━━━ Records provided ━━━
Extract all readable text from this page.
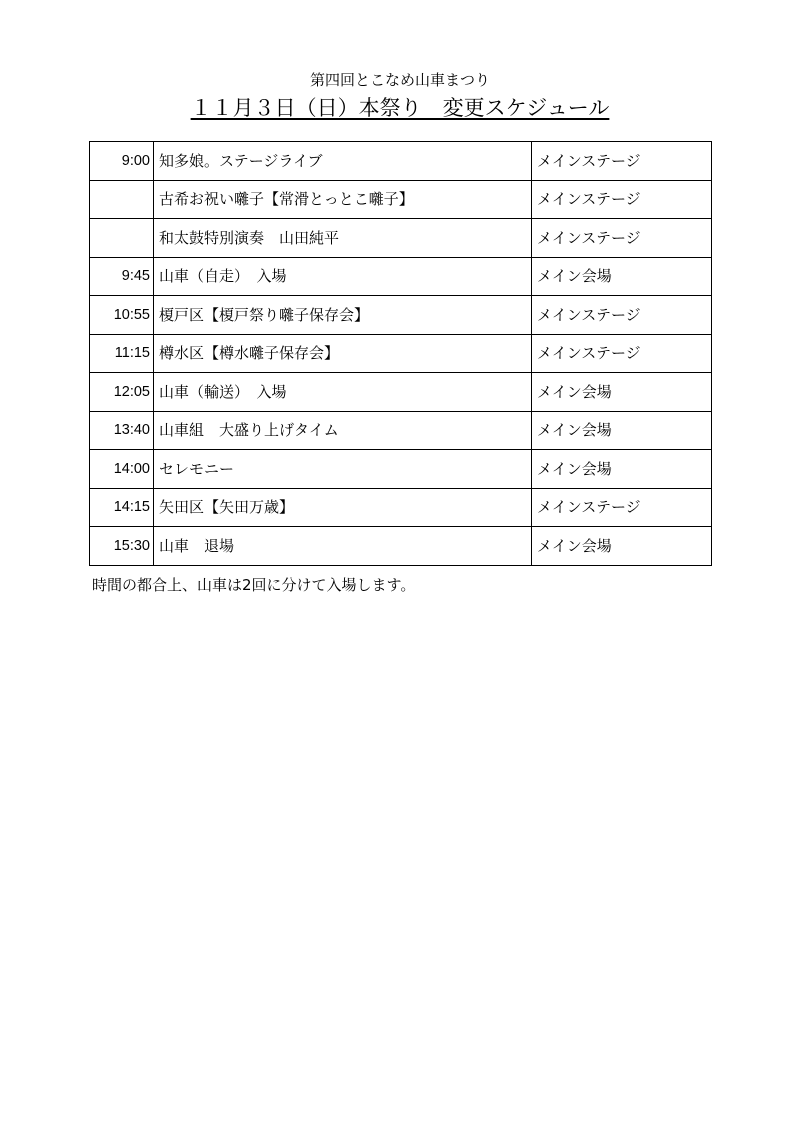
第四回とこなめ山車まつり
１１月３日（日）本祭り　変更スケジュール
9:00	知多娘。ステージライブ	メインステージ
	古希お祝い囃子【常滑とっとこ囃子】	メインステージ
	和太鼓特別演奏　山田純平	メインステージ
9:45	山車（自走）　入場	メイン会場
10:55	榎戸区【榎戸祭り囃子保存会】	メインステージ
11:15	樽水区【樽水囃子保存会】	メインステージ
12:05	山車（輸送）　入場	メイン会場
13:40	山車組　大盛り上げタイム	メイン会場
14:00	セレモニー	メイン会場
14:15	矢田区【矢田万歳】	メインステージ
15:30	山車　退場	メイン会場
時間の都合上、山車は2回に分けて入場します。
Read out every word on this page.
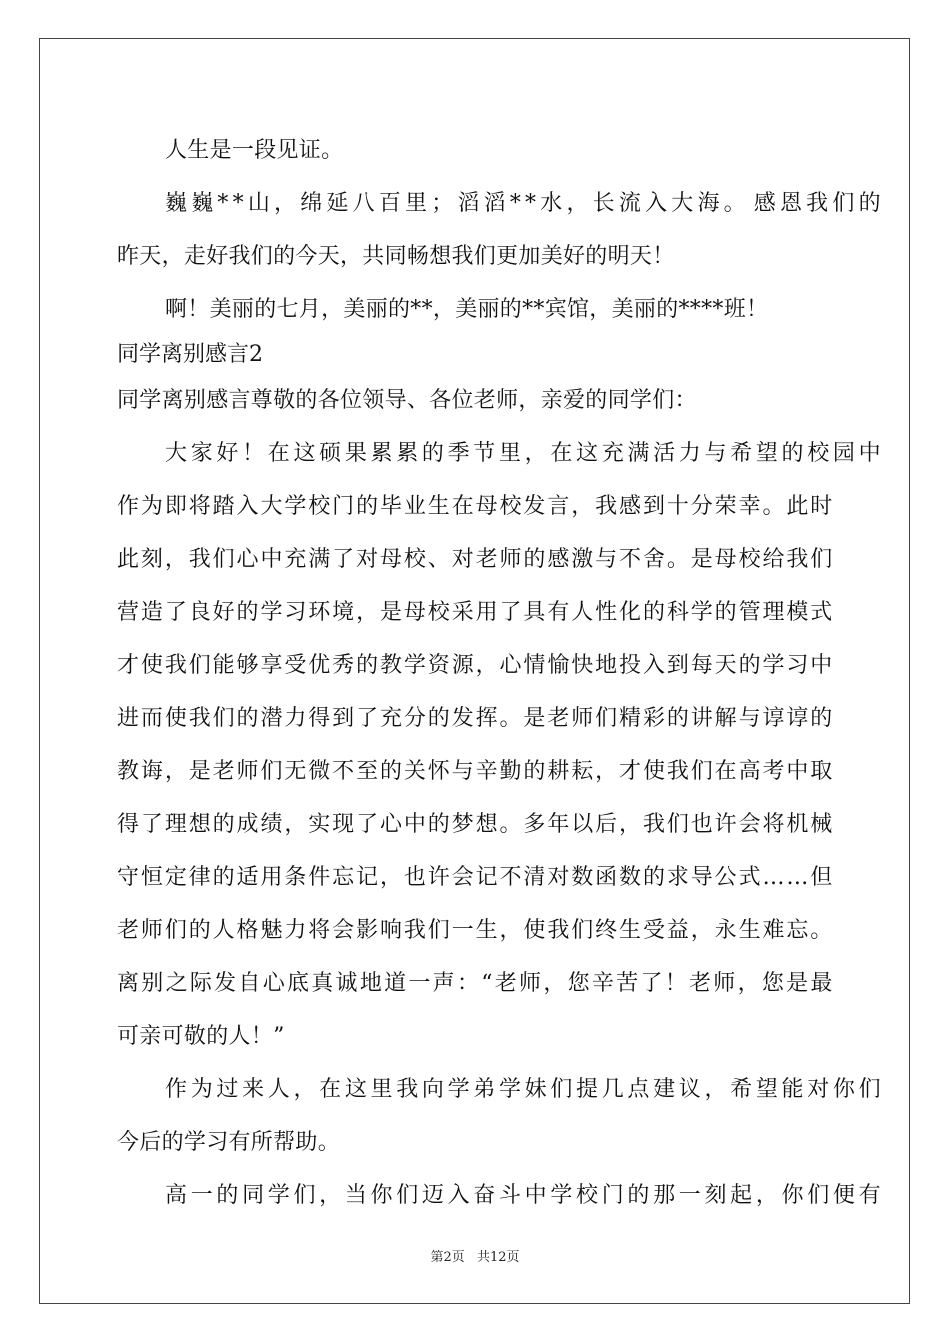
人生是一段见证。
巍 巍 * * 山 ， 绵 延 八 百 里 ； 滔 滔 * * 水 ， 长 流 入 大 海 。 感 恩 我 们 的
昨天，走好我们的今天，共同畅想我们更加美好的明天！
啊！美丽的七月，美丽的**，美丽的**宾馆，美丽的****班！
同学离别感言2
同学离别感言尊敬的各位领导、各位老师，亲爱的同学们：
大 家 好 ！ 在 这 硕 果 累 累 的 季 节 里 ， 在 这 充 满 活 力 与 希 望 的 校 园 中
作 为 即 将 踏 入 大 学 校 门 的 毕 业 生 在 母 校 发 言 ， 我 感 到 十 分 荣 幸 。 此 时
此 刻 ， 我 们 心 中 充 满 了 对 母 校 、 对 老 师 的 感 激 与 不 舍 。 是 母 校 给 我 们
营 造 了 良 好 的 学 习 环 境 ， 是 母 校 采 用 了 具 有 人 性 化 的 科 学 的 管 理 模 式
才 使 我 们 能 够 享 受 优 秀 的 教 学 资 源 ， 心 情 愉 快 地 投 入 到 每 天 的 学 习 中
进 而 使 我 们 的 潜 力 得 到 了 充 分 的 发 挥 。 是 老 师 们 精 彩 的 讲 解 与 谆 谆 的
教 诲 ， 是 老 师 们 无 微 不 至 的 关 怀 与 辛 勤 的 耕 耘 ， 才 使 我 们 在 高 考 中 取
得 了 理 想 的 成 绩 ， 实 现 了 心 中 的 梦 想 。 多 年 以 后 ， 我 们 也 许 会 将 机 械
守 恒 定 律 的 适 用 条 件 忘 记 ， 也 许 会 记 不 清 对 数 函 数 的 求 导 公 式 … … 但
老 师 们 的 人 格 魅 力 将 会 影 响 我 们 一 生 ， 使 我 们 终 生 受 益 ， 永 生 难 忘 。
离 别 之 际 发 自 心 底 真 诚 地 道 一 声 ： “ 老 师 ， 您 辛 苦 了 ！ 老 师 ， 您 是 最
可亲可敬的人！”
作 为 过 来 人 ， 在 这 里 我 向 学 弟 学 妹 们 提 几 点 建 议 ， 希 望 能 对 你 们
今后的学习有所帮助。
高 一 的 同 学 们 ， 当 你 们 迈 入 奋 斗 中 学 校 门 的 那 一 刻 起 ， 你 们 便 有
第2页 共12页
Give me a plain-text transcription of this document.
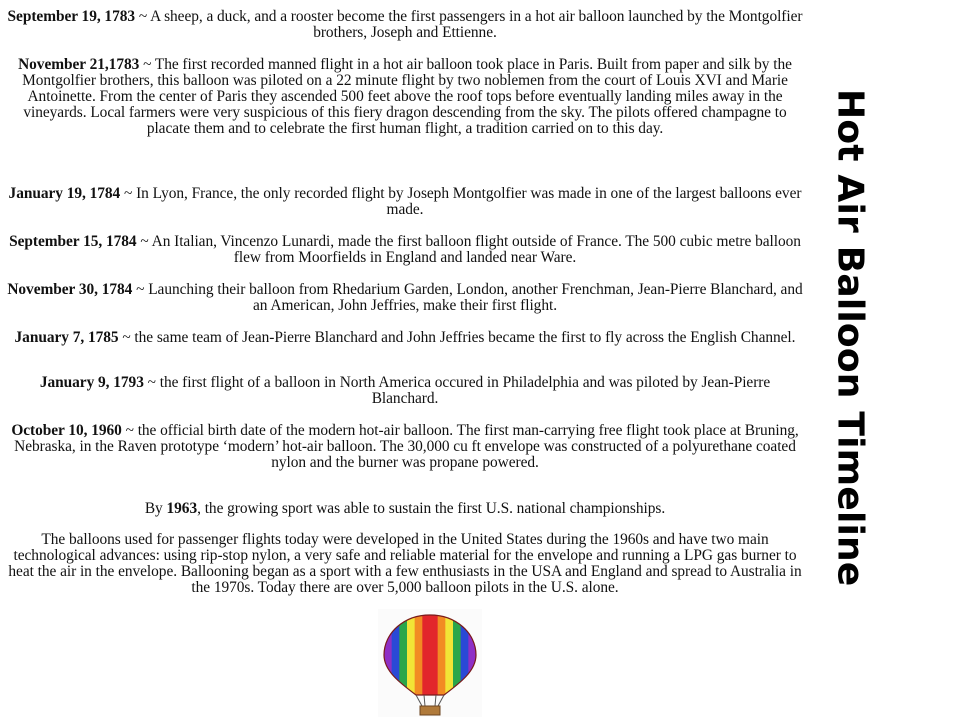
September 19, 1783 ~ A sheep, a duck, and a rooster become the first passengers in a hot air balloon launched by the Montgolfier brothers, Joseph and Ettienne.

November 21,1783 ~ The first recorded manned flight in a hot air balloon took place in Paris. Built from paper and silk by the Montgolfier brothers, this balloon was piloted on a 22 minute flight by two noblemen from the court of Louis XVI and Marie Antoinette. From the center of Paris they ascended 500 feet above the roof tops before eventually landing miles away in the vineyards. Local farmers were very suspicious of this fiery dragon descending from the sky. The pilots offered champagne to placate them and to celebrate the first human flight, a tradition carried on to this day.

January 19, 1784 ~ In Lyon, France, the only recorded flight by Joseph Montgolfier was made in one of the largest balloons ever made.

September 15, 1784 ~ An Italian, Vincenzo Lunardi, made the first balloon flight outside of France. The 500 cubic metre balloon flew from Moorfields in England and landed near Ware.

November 30, 1784 ~ Launching their balloon from Rhedarium Garden, London, another Frenchman, Jean-Pierre Blanchard, and an American, John Jeffries, make their first flight.

January 7, 1785 ~ the same team of Jean-Pierre Blanchard and John Jeffries became the first to fly across the English Channel.

January 9, 1793 ~ the first flight of a balloon in North America occured in Philadelphia and was piloted by Jean-Pierre Blanchard.

October 10, 1960 ~ the official birth date of the modern hot-air balloon. The first man-carrying free flight took place at Bruning, Nebraska, in the Raven prototype ‘modern’ hot-air balloon. The 30,000 cu ft envelope was constructed of a polyurethane coated nylon and the burner was propane powered.

By 1963, the growing sport was able to sustain the first U.S. national championships.

The balloons used for passenger flights today were developed in the United States during the 1960s and have two main technological advances: using rip-stop nylon, a very safe and reliable material for the envelope and running a LPG gas burner to heat the air in the envelope. Ballooning began as a sport with a few enthusiasts in the USA and England and spread to Australia in the 1970s. Today there are over 5,000 balloon pilots in the U.S. alone.

Hot Air Balloon Timeline
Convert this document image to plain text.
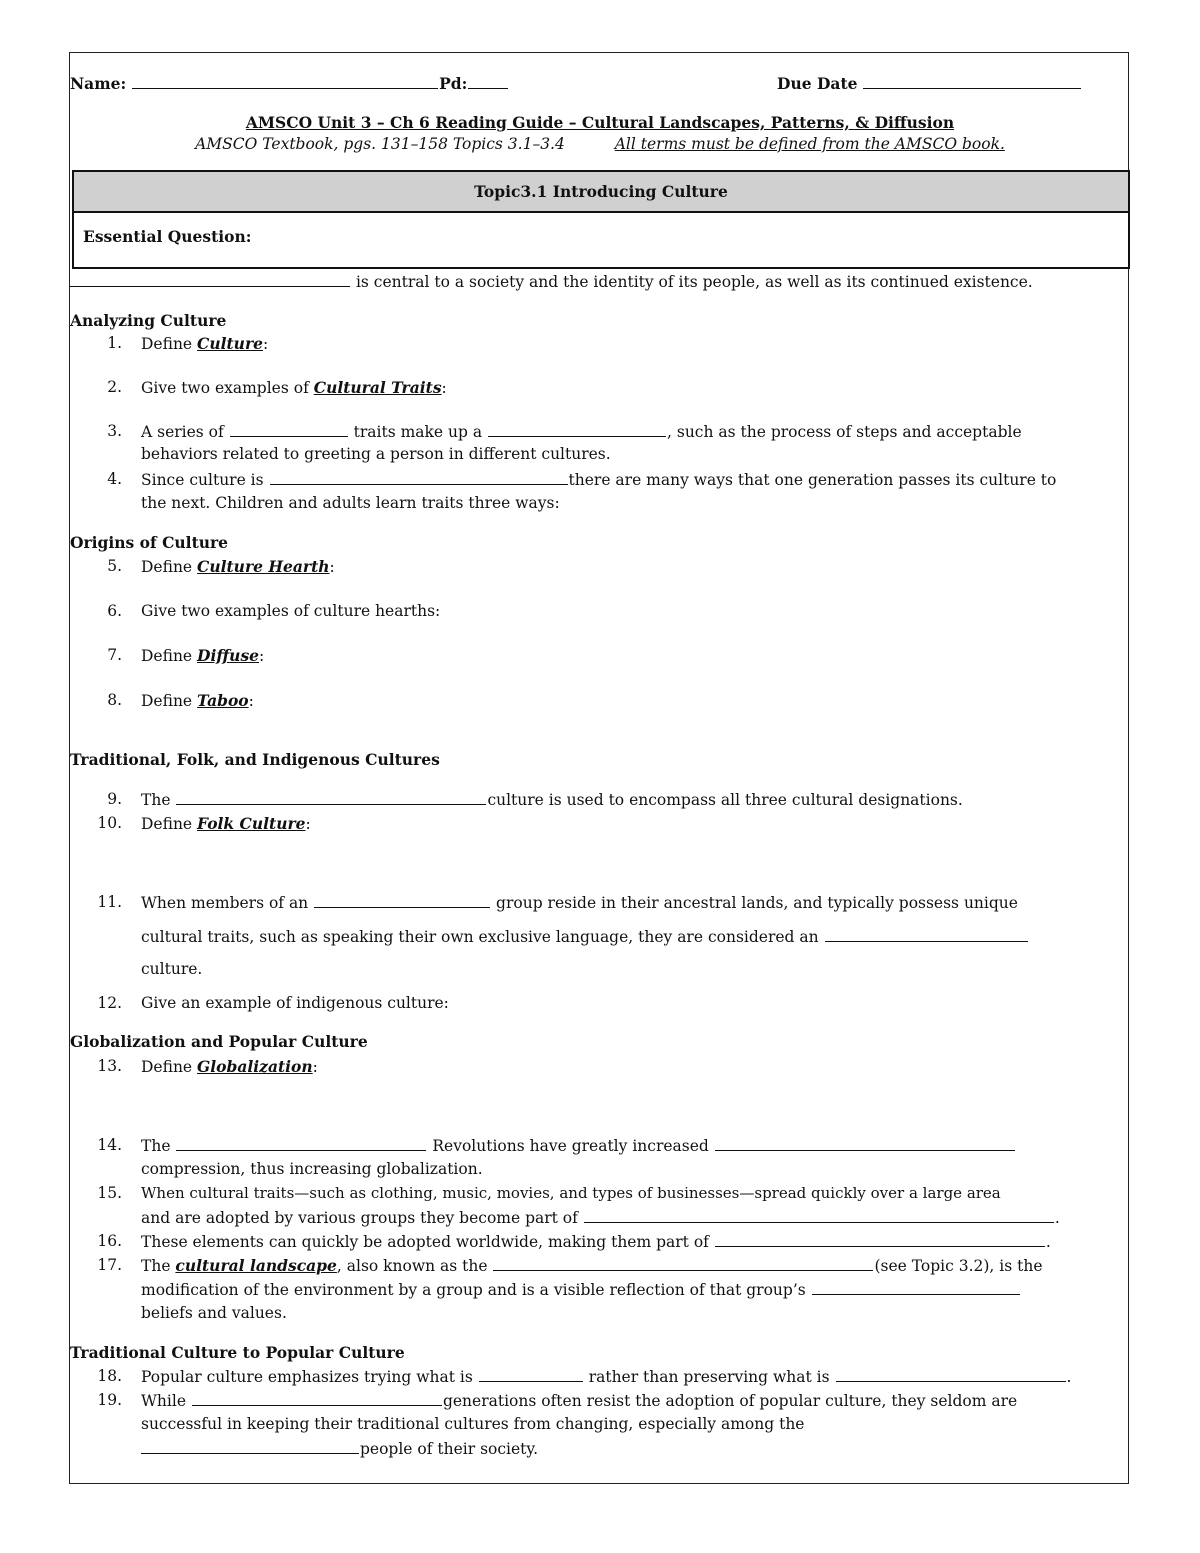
Name:	Pd:	Due Date
AMSCO Unit 3 – Ch 6 Reading Guide – Cultural Landscapes, Patterns, & Diffusion
AMSCO Textbook, pgs. 131–158 Topics 3.1–3.4	All terms must be defined from the AMSCO book.
Topic3.1 Introducing Culture
Essential Question:
is central to a society and the identity of its people, as well as its continued existence.
Analyzing Culture
1. Define Culture:
2. Give two examples of Cultural Traits:
3. A series of	traits make up a	, such as the process of steps and acceptable
behaviors related to greeting a person in different cultures.
4. Since culture is	there are many ways that one generation passes its culture to
the next. Children and adults learn traits three ways:
Origins of Culture
5. Define Culture Hearth:
6. Give two examples of culture hearths:
7. Define Diffuse:
8. Define Taboo:
Traditional, Folk, and Indigenous Cultures
9. The	culture is used to encompass all three cultural designations.
10. Define Folk Culture:
11. When members of an	group reside in their ancestral lands, and typically possess unique
cultural traits, such as speaking their own exclusive language, they are considered an
culture.
12. Give an example of indigenous culture:
Globalization and Popular Culture
13. Define Globalization:
14. The	Revolutions have greatly increased
compression, thus increasing globalization.
15. When cultural traits—such as clothing, music, movies, and types of businesses—spread quickly over a large area
and are adopted by various groups they become part of	.
16. These elements can quickly be adopted worldwide, making them part of	.
17. The cultural landscape, also known as the	(see Topic 3.2), is the
modification of the environment by a group and is a visible reflection of that group’s
beliefs and values.
Traditional Culture to Popular Culture
18. Popular culture emphasizes trying what is	rather than preserving what is	.
19. While	generations often resist the adoption of popular culture, they seldom are
successful in keeping their traditional cultures from changing, especially among the
people of their society.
━━━
▶ _What is needed_
Copy out the listing exactly as it stands, but not the pictures.

▶ _Solution to the problem_
Extract all readable text from this page.
第四回とこなめ山車まつり
１１月３日（日）本祭り　変更スケジュール
9:00	知多娘。ステージライブ	メインステージ
	古希お祝い囃子【常滑とっとこ囃子】	メインステージ
	和太鼓特別演奏　山田純平	メインステージ
9:45	山車（自走）　入場	メイン会場
10:55	榎戸区【榎戸祭り囃子保存会】	メインステージ
11:15	樽水区【樽水囃子保存会】	メインステージ
12:05	山車（輸送）　入場	メイン会場
13:40	山車組　大盛り上げタイム	メイン会場
14:00	セレモニー	メイン会場
14:15	矢田区【矢田万歳】	メインステージ
15:30	山車　退場	メイン会場
時間の都合上、山車は2回に分けて入場します。
Read out every word on this page.
人生是一段见证。
巍 巍 * * 山 ， 绵 延 八 百 里 ； 滔 滔 * * 水 ， 长 流 入 大 海 。 感 恩 我 们 的
昨天，走好我们的今天，共同畅想我们更加美好的明天！
啊！美丽的七月，美丽的**，美丽的**宾馆，美丽的****班！
同学离别感言2
同学离别感言尊敬的各位领导、各位老师，亲爱的同学们：
大 家 好 ！ 在 这 硕 果 累 累 的 季 节 里 ， 在 这 充 满 活 力 与 希 望 的 校 园 中
作 为 即 将 踏 入 大 学 校 门 的 毕 业 生 在 母 校 发 言 ， 我 感 到 十 分 荣 幸 。 此 时
此 刻 ， 我 们 心 中 充 满 了 对 母 校 、 对 老 师 的 感 激 与 不 舍 。 是 母 校 给 我 们
营 造 了 良 好 的 学 习 环 境 ， 是 母 校 采 用 了 具 有 人 性 化 的 科 学 的 管 理 模 式
才 使 我 们 能 够 享 受 优 秀 的 教 学 资 源 ， 心 情 愉 快 地 投 入 到 每 天 的 学 习 中
进 而 使 我 们 的 潜 力 得 到 了 充 分 的 发 挥 。 是 老 师 们 精 彩 的 讲 解 与 谆 谆 的
教 诲 ， 是 老 师 们 无 微 不 至 的 关 怀 与 辛 勤 的 耕 耘 ， 才 使 我 们 在 高 考 中 取
得 了 理 想 的 成 绩 ， 实 现 了 心 中 的 梦 想 。 多 年 以 后 ， 我 们 也 许 会 将 机 械
守 恒 定 律 的 适 用 条 件 忘 记 ， 也 许 会 记 不 清 对 数 函 数 的 求 导 公 式 … … 但
老 师 们 的 人 格 魅 力 将 会 影 响 我 们 一 生 ， 使 我 们 终 生 受 益 ， 永 生 难 忘 。
离 别 之 际 发 自 心 底 真 诚 地 道 一 声 ： “ 老 师 ， 您 辛 苦 了 ！ 老 师 ， 您 是 最
可亲可敬的人！”
作 为 过 来 人 ， 在 这 里 我 向 学 弟 学 妹 们 提 几 点 建 议 ， 希 望 能 对 你 们
今后的学习有所帮助。
高 一 的 同 学 们 ， 当 你 们 迈 入 奋 斗 中 学 校 门 的 那 一 刻 起 ， 你 们 便 有
第2页 共12页
Give me a plain-text transcription of this document.
September 19, 1783 ~ A sheep, a duck, and a rooster become the first passengers in a hot air balloon launched by the Montgolfier brothers, Joseph and Ettienne.

November 21,1783 ~ The first recorded manned flight in a hot air balloon took place in Paris. Built from paper and silk by the Montgolfier brothers, this balloon was piloted on a 22 minute flight by two noblemen from the court of Louis XVI and Marie Antoinette. From the center of Paris they ascended 500 feet above the roof tops before eventually landing miles away in the vineyards. Local farmers were very suspicious of this fiery dragon descending from the sky. The pilots offered champagne to placate them and to celebrate the first human flight, a tradition carried on to this day.

January 19, 1784 ~ In Lyon, France, the only recorded flight by Joseph Montgolfier was made in one of the largest balloons ever made.

September 15, 1784 ~ An Italian, Vincenzo Lunardi, made the first balloon flight outside of France. The 500 cubic metre balloon flew from Moorfields in England and landed near Ware.

November 30, 1784 ~ Launching their balloon from Rhedarium Garden, London, another Frenchman, Jean-Pierre Blanchard, and an American, John Jeffries, make their first flight.

January 7, 1785 ~ the same team of Jean-Pierre Blanchard and John Jeffries became the first to fly across the English Channel.

January 9, 1793 ~ the first flight of a balloon in North America occured in Philadelphia and was piloted by Jean-Pierre Blanchard.

October 10, 1960 ~ the official birth date of the modern hot-air balloon. The first man-carrying free flight took place at Bruning, Nebraska, in the Raven prototype ‘modern’ hot-air balloon. The 30,000 cu ft envelope was constructed of a polyurethane coated nylon and the burner was propane powered.

By 1963, the growing sport was able to sustain the first U.S. national championships.

The balloons used for passenger flights today were developed in the United States during the 1960s and have two main technological advances: using rip-stop nylon, a very safe and reliable material for the envelope and running a LPG gas burner to heat the air in the envelope. Ballooning began as a sport with a few enthusiasts in the USA and England and spread to Australia in the 1970s. Today there are over 5,000 balloon pilots in the U.S. alone.

Hot Air Balloon Timeline
Convert this document image to plain text.
Name:	Pd:	Due Date
AMSCO Unit 3 – Ch 6 Reading Guide – Cultural Landscapes, Patterns, & Diffusion
AMSCO Textbook, pgs. 131–158 Topics 3.1–3.4	All terms must be defined from the AMSCO book.
Topic3.1 Introducing Culture
Essential Question:
is central to a society and the identity of its people, as well as its continued existence.
Analyzing Culture
1. Define Culture:
2. Give two examples of Cultural Traits:
3. A series of	traits make up a	, such as the process of steps and acceptable
behaviors related to greeting a person in different cultures.
4. Since culture is	there are many ways that one generation passes its culture to
the next. Children and adults learn traits three ways:
Origins of Culture
5. Define Culture Hearth:
6. Give two examples of culture hearths:
7. Define Diffuse:
8. Define Taboo:
Traditional, Folk, and Indigenous Cultures
9. The	culture is used to encompass all three cultural designations.
10. Define Folk Culture:
11. When members of an	group reside in their ancestral lands, and typically possess unique
cultural traits, such as speaking their own exclusive language, they are considered an
culture.
12. Give an example of indigenous culture:
Globalization and Popular Culture
13. Define Globalization:
14. The	Revolutions have greatly increased
compression, thus increasing globalization.
15. When cultural traits—such as clothing, music, movies, and types of businesses—spread quickly over a large area
and are adopted by various groups they become part of	.
16. These elements can quickly be adopted worldwide, making them part of	.
17. The cultural landscape, also known as the	(see Topic 3.2), is the
modification of the environment by a group and is a visible reflection of that group’s
beliefs and values.
Traditional Culture to Popular Culture
18. Popular culture emphasizes trying what is	rather than preserving what is	.
19. While	generations often resist the adoption of popular culture, they seldom are
successful in keeping their traditional cultures from changing, especially among the
people of their society.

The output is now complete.